### EXERCISE OBJECTIVE:
Wherever the string "Chicken" appears in the listing, copy that line.

### STORED ROWS:
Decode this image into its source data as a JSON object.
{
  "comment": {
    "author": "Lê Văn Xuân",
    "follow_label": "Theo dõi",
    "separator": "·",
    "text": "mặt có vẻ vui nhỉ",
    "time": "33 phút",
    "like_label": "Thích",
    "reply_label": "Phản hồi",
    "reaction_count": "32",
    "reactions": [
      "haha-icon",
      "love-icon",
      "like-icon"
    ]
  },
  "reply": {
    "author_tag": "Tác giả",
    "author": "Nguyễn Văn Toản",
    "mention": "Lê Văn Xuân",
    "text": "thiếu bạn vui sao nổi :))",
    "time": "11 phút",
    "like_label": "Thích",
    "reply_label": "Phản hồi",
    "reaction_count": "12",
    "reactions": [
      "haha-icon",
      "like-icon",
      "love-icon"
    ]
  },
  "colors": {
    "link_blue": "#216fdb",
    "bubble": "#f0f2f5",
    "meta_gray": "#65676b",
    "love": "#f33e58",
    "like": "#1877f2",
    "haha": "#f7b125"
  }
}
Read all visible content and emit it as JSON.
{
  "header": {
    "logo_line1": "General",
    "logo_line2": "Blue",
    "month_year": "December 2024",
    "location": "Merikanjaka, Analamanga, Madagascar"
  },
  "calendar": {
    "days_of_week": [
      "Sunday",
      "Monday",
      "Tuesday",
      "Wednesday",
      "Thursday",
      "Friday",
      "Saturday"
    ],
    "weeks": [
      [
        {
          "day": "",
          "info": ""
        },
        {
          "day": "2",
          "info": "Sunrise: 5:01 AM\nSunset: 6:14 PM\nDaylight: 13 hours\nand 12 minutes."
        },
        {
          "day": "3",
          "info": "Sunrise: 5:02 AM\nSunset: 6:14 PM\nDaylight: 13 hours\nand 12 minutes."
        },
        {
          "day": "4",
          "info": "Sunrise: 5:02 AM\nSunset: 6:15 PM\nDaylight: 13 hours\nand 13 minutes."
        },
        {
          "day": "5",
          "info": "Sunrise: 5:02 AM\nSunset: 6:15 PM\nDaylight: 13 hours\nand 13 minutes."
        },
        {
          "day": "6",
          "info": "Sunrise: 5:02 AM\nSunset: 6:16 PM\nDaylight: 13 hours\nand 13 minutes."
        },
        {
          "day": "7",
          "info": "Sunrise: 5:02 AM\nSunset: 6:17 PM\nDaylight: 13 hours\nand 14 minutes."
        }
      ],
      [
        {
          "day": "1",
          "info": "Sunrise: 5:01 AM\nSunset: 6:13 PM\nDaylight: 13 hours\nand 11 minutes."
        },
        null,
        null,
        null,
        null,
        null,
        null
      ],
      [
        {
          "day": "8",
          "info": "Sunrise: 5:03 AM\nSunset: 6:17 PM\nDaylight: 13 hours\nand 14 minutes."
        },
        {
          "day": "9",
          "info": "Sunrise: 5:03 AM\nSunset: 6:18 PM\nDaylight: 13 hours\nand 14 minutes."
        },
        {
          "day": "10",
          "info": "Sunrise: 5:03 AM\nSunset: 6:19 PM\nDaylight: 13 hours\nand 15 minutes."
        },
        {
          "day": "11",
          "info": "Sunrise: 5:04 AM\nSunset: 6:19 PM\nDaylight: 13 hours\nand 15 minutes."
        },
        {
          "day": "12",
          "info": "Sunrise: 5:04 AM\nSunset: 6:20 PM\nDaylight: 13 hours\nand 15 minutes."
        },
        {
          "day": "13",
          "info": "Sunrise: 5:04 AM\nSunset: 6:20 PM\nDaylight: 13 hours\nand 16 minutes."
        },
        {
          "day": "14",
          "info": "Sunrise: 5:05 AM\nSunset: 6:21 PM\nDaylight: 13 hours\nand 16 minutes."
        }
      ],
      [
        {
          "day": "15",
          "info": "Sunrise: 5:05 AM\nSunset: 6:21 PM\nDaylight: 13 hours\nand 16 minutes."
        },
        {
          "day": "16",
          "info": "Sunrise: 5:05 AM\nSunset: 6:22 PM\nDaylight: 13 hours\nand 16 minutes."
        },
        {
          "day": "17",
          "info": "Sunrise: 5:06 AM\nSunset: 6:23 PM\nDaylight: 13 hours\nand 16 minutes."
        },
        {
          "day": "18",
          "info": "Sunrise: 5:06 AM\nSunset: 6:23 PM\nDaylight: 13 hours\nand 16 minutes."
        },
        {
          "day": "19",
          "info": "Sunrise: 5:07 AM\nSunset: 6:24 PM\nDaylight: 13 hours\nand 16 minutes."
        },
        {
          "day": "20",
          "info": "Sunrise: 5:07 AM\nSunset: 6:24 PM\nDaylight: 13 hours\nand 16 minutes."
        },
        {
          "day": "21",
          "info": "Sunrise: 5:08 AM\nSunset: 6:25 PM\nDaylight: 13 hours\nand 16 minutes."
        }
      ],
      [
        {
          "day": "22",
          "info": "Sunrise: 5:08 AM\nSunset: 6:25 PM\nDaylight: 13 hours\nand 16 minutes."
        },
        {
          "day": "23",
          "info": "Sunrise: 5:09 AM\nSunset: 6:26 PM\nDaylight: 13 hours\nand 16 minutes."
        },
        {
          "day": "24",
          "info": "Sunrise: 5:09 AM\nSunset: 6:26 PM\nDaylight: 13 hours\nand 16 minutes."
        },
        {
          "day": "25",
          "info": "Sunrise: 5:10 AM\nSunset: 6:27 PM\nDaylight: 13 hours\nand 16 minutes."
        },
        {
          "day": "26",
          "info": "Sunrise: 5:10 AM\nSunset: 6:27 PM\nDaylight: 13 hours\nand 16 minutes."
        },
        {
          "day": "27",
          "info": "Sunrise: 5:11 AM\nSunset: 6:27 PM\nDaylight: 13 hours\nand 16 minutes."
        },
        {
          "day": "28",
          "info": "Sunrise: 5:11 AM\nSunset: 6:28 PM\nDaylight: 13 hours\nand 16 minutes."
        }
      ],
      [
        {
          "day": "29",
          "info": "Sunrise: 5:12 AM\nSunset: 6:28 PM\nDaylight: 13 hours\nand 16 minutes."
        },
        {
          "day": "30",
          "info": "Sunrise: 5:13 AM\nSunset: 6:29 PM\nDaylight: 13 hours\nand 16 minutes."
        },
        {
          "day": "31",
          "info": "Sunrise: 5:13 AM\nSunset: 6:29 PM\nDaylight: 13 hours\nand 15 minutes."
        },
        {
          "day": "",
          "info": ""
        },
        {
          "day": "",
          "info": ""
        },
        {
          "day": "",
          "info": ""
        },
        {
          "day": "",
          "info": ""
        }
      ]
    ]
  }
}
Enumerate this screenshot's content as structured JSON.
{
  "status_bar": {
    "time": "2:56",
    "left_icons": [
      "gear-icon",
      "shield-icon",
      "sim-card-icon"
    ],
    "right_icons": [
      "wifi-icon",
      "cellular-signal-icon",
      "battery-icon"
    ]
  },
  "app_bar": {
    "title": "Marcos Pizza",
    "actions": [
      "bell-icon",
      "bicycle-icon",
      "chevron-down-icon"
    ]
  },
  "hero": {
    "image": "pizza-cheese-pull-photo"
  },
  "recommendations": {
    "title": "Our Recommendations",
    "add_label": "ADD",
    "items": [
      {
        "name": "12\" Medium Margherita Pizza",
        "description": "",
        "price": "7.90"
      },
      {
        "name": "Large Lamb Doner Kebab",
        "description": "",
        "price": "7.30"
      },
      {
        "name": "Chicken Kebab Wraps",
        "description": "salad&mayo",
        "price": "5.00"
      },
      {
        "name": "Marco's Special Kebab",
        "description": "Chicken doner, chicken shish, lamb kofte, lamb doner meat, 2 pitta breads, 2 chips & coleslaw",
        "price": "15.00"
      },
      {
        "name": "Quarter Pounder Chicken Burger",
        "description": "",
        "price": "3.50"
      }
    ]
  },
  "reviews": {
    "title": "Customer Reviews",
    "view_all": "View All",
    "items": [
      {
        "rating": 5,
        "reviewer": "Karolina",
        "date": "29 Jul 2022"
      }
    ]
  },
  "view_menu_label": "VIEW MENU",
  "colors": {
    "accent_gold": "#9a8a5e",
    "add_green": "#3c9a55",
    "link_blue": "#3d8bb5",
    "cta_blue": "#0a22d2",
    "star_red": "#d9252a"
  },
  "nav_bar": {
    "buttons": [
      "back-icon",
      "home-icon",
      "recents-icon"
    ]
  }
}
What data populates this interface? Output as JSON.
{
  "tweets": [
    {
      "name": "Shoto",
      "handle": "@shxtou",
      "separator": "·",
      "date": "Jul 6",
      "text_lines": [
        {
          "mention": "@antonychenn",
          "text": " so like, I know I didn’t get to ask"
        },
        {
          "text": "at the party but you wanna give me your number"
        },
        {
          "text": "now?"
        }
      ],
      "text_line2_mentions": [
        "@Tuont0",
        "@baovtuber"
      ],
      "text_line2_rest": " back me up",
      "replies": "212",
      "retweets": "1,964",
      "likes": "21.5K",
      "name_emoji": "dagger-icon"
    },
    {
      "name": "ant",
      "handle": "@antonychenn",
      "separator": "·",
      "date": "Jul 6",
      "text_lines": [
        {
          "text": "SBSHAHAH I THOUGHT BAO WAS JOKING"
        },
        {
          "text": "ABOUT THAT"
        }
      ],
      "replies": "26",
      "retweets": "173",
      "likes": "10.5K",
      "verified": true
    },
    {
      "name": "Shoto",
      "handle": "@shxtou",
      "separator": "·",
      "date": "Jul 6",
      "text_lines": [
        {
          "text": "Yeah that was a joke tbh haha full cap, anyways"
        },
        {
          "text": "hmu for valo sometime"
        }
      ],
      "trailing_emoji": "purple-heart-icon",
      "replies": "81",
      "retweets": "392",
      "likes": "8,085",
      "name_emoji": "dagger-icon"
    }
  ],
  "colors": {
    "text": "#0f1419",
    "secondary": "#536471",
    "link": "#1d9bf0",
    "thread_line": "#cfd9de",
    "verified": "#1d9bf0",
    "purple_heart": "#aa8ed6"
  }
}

### EXERCISE SOLUTION:
        "name": "Chicken Kebab Wraps",
        "description": "Chicken doner, chicken shish, lamb kofte, lamb doner meat, 2 pitta breads, 2 chips & coleslaw",
        "name": "Quarter Pounder Chicken Burger",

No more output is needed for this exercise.